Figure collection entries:
┌──

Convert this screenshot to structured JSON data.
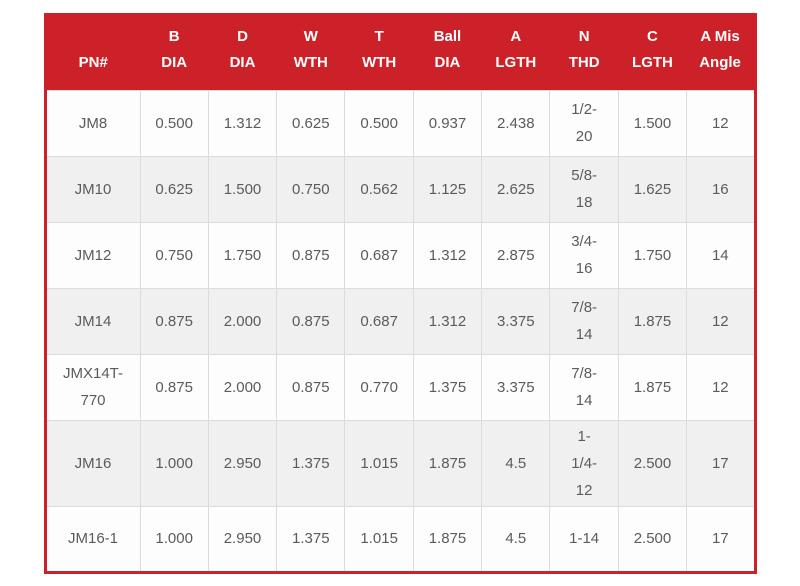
{
  "colors": {
    "header_bg": "#cc2128",
    "header_text": "#ffffff",
    "table_border": "#cc2128",
    "grid_line": "#dcdcdc",
    "row_bg": "#fdfdfd",
    "row_alt_bg": "#f0f0f0",
    "cell_text": "#5a5b5d"
  },
  "table": {
    "headers": [
      "PN#",
      "B\nDIA",
      "D\nDIA",
      "W\nWTH",
      "T\nWTH",
      "Ball\nDIA",
      "A\nLGTH",
      "N\nTHD",
      "C\nLGTH",
      "A Mis\nAngle"
    ],
    "rows": [
      [
        "JM8",
        "0.500",
        "1.312",
        "0.625",
        "0.500",
        "0.937",
        "2.438",
        "1/2-\n20",
        "1.500",
        "12"
      ],
      [
        "JM10",
        "0.625",
        "1.500",
        "0.750",
        "0.562",
        "1.125",
        "2.625",
        "5/8-\n18",
        "1.625",
        "16"
      ],
      [
        "JM12",
        "0.750",
        "1.750",
        "0.875",
        "0.687",
        "1.312",
        "2.875",
        "3/4-\n16",
        "1.750",
        "14"
      ],
      [
        "JM14",
        "0.875",
        "2.000",
        "0.875",
        "0.687",
        "1.312",
        "3.375",
        "7/8-\n14",
        "1.875",
        "12"
      ],
      [
        "JMX14T-\n770",
        "0.875",
        "2.000",
        "0.875",
        "0.770",
        "1.375",
        "3.375",
        "7/8-\n14",
        "1.875",
        "12"
      ],
      [
        "JM16",
        "1.000",
        "2.950",
        "1.375",
        "1.015",
        "1.875",
        "4.5",
        "1-\n1/4-\n12",
        "2.500",
        "17"
      ],
      [
        "JM16-1",
        "1.000",
        "2.950",
        "1.375",
        "1.015",
        "1.875",
        "4.5",
        "1-14",
        "2.500",
        "17"
      ]
    ]
  },
  "chart_data": {
    "type": "table",
    "title": "",
    "columns": [
      "PN#",
      "B DIA",
      "D DIA",
      "W WTH",
      "T WTH",
      "Ball DIA",
      "A LGTH",
      "N THD",
      "C LGTH",
      "A Mis Angle"
    ],
    "rows": [
      [
        "JM8",
        0.5,
        1.312,
        0.625,
        0.5,
        0.937,
        2.438,
        "1/2-20",
        1.5,
        12
      ],
      [
        "JM10",
        0.625,
        1.5,
        0.75,
        0.562,
        1.125,
        2.625,
        "5/8-18",
        1.625,
        16
      ],
      [
        "JM12",
        0.75,
        1.75,
        0.875,
        0.687,
        1.312,
        2.875,
        "3/4-16",
        1.75,
        14
      ],
      [
        "JM14",
        0.875,
        2.0,
        0.875,
        0.687,
        1.312,
        3.375,
        "7/8-14",
        1.875,
        12
      ],
      [
        "JMX14T-770",
        0.875,
        2.0,
        0.875,
        0.77,
        1.375,
        3.375,
        "7/8-14",
        1.875,
        12
      ],
      [
        "JM16",
        1.0,
        2.95,
        1.375,
        1.015,
        1.875,
        4.5,
        "1-1/4-12",
        2.5,
        17
      ],
      [
        "JM16-1",
        1.0,
        2.95,
        1.375,
        1.015,
        1.875,
        4.5,
        "1-14",
        2.5,
        17
      ]
    ]
  }
}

└──

Directive:
Print each record exactly as it stands, leaving the images out.

Answer in full:
Convert this screenshot to structured JSON data.
{
  "colors": {
    "header_bg": "#cc2128",
    "header_text": "#ffffff",
    "table_border": "#cc2128",
    "grid_line": "#dcdcdc",
    "row_bg": "#fdfdfd",
    "row_alt_bg": "#f0f0f0",
    "cell_text": "#5a5b5d"
  },
  "table": {
    "headers": [
      "PN#",
      "B\nDIA",
      "D\nDIA",
      "W\nWTH",
      "T\nWTH",
      "Ball\nDIA",
      "A\nLGTH",
      "N\nTHD",
      "C\nLGTH",
      "A Mis\nAngle"
    ],
    "rows": [
      [
        "JM8",
        "0.500",
        "1.312",
        "0.625",
        "0.500",
        "0.937",
        "2.438",
        "1/2-\n20",
        "1.500",
        "12"
      ],
      [
        "JM10",
        "0.625",
        "1.500",
        "0.750",
        "0.562",
        "1.125",
        "2.625",
        "5/8-\n18",
        "1.625",
        "16"
      ],
      [
        "JM12",
        "0.750",
        "1.750",
        "0.875",
        "0.687",
        "1.312",
        "2.875",
        "3/4-\n16",
        "1.750",
        "14"
      ],
      [
        "JM14",
        "0.875",
        "2.000",
        "0.875",
        "0.687",
        "1.312",
        "3.375",
        "7/8-\n14",
        "1.875",
        "12"
      ],
      [
        "JMX14T-\n770",
        "0.875",
        "2.000",
        "0.875",
        "0.770",
        "1.375",
        "3.375",
        "7/8-\n14",
        "1.875",
        "12"
      ],
      [
        "JM16",
        "1.000",
        "2.950",
        "1.375",
        "1.015",
        "1.875",
        "4.5",
        "1-\n1/4-\n12",
        "2.500",
        "17"
      ],
      [
        "JM16-1",
        "1.000",
        "2.950",
        "1.375",
        "1.015",
        "1.875",
        "4.5",
        "1-14",
        "2.500",
        "17"
      ]
    ]
  },
  "chart_data": {
    "type": "table",
    "title": "",
    "columns": [
      "PN#",
      "B DIA",
      "D DIA",
      "W WTH",
      "T WTH",
      "Ball DIA",
      "A LGTH",
      "N THD",
      "C LGTH",
      "A Mis Angle"
    ],
    "rows": [
      [
        "JM8",
        0.5,
        1.312,
        0.625,
        0.5,
        0.937,
        2.438,
        "1/2-20",
        1.5,
        12
      ],
      [
        "JM10",
        0.625,
        1.5,
        0.75,
        0.562,
        1.125,
        2.625,
        "5/8-18",
        1.625,
        16
      ],
      [
        "JM12",
        0.75,
        1.75,
        0.875,
        0.687,
        1.312,
        2.875,
        "3/4-16",
        1.75,
        14
      ],
      [
        "JM14",
        0.875,
        2.0,
        0.875,
        0.687,
        1.312,
        3.375,
        "7/8-14",
        1.875,
        12
      ],
      [
        "JMX14T-770",
        0.875,
        2.0,
        0.875,
        0.77,
        1.375,
        3.375,
        "7/8-14",
        1.875,
        12
      ],
      [
        "JM16",
        1.0,
        2.95,
        1.375,
        1.015,
        1.875,
        4.5,
        "1-1/4-12",
        2.5,
        17
      ],
      [
        "JM16-1",
        1.0,
        2.95,
        1.375,
        1.015,
        1.875,
        4.5,
        "1-14",
        2.5,
        17
      ]
    ]
  }
}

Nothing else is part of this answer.